• _The task_: Within the records below, find each line that holds the string "page", then copy it.

• _Data lines_:
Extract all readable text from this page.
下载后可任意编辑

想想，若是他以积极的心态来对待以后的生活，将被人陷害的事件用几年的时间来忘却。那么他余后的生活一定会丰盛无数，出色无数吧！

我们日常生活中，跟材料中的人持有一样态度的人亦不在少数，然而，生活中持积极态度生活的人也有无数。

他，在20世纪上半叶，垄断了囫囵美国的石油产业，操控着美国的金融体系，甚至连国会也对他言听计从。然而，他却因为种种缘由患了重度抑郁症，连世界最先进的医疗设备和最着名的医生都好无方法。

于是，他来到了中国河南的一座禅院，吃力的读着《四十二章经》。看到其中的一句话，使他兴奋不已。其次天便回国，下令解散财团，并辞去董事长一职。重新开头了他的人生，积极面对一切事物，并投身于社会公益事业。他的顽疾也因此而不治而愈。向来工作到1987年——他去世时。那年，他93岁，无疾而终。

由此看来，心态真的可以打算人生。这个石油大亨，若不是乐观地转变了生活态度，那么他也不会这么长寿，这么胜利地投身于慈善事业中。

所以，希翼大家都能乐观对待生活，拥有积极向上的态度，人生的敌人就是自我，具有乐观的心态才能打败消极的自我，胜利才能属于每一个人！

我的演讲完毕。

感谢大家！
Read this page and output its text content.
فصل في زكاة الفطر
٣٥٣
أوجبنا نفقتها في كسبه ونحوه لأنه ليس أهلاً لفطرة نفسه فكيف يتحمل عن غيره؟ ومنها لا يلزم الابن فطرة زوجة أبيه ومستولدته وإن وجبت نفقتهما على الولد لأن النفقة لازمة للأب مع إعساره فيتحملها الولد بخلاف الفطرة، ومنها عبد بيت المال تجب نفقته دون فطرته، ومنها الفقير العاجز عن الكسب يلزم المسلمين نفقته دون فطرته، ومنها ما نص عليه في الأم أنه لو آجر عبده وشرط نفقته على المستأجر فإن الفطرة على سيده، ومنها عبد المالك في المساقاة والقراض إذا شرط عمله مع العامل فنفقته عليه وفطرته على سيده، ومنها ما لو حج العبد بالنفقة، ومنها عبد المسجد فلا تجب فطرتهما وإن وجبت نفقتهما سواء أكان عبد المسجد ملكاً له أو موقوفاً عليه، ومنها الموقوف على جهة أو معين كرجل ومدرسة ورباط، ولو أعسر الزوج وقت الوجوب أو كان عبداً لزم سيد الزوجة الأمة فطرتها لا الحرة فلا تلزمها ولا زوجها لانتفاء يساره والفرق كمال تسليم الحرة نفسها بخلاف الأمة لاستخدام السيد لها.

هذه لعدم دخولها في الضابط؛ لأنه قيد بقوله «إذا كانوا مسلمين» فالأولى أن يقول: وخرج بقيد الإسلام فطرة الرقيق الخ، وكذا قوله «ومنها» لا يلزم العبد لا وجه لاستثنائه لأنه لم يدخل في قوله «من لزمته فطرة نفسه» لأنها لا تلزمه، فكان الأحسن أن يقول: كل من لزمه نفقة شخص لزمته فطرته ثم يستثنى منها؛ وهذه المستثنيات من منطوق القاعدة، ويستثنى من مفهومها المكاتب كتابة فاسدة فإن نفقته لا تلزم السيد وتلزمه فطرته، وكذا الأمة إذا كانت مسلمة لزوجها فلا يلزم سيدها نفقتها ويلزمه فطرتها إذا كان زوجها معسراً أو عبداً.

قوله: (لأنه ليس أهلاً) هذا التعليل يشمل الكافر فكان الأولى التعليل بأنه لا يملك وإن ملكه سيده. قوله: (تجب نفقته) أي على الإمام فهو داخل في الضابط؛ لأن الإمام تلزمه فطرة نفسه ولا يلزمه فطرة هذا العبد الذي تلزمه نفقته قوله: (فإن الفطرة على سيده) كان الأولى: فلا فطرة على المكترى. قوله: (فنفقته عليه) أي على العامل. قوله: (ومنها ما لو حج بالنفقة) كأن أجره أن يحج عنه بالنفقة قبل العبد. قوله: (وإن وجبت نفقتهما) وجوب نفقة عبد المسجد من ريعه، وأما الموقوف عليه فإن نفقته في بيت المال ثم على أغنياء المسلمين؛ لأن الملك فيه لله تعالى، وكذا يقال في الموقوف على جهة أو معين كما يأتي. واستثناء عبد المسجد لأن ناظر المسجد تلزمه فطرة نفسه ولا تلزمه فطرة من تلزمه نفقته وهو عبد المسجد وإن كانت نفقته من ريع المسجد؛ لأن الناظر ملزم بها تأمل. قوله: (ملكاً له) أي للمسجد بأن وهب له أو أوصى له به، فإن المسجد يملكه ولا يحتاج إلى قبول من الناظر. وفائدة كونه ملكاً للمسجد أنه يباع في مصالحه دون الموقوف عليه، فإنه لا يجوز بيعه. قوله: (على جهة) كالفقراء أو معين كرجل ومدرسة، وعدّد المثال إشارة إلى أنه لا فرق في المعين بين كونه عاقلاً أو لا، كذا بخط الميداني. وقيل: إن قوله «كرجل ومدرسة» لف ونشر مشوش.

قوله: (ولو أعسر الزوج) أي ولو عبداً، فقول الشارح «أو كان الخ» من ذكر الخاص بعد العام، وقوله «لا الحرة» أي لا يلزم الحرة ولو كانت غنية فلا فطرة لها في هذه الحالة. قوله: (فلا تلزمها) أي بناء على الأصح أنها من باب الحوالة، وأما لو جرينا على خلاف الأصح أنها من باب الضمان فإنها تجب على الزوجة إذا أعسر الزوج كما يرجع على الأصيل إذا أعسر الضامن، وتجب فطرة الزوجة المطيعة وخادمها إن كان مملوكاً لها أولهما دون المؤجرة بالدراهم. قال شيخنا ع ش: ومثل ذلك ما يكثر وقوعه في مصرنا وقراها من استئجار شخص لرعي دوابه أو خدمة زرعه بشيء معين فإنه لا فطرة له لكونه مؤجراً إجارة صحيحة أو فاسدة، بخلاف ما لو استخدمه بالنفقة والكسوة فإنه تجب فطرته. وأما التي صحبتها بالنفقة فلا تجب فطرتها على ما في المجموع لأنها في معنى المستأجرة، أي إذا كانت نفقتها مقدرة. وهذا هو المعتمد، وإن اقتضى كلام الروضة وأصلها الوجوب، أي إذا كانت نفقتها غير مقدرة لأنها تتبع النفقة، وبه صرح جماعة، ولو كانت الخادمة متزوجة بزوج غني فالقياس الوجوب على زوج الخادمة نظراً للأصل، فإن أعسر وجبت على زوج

• _Reply to the exercise_:
Extract all readable text from this page.
Read this page and output its text content.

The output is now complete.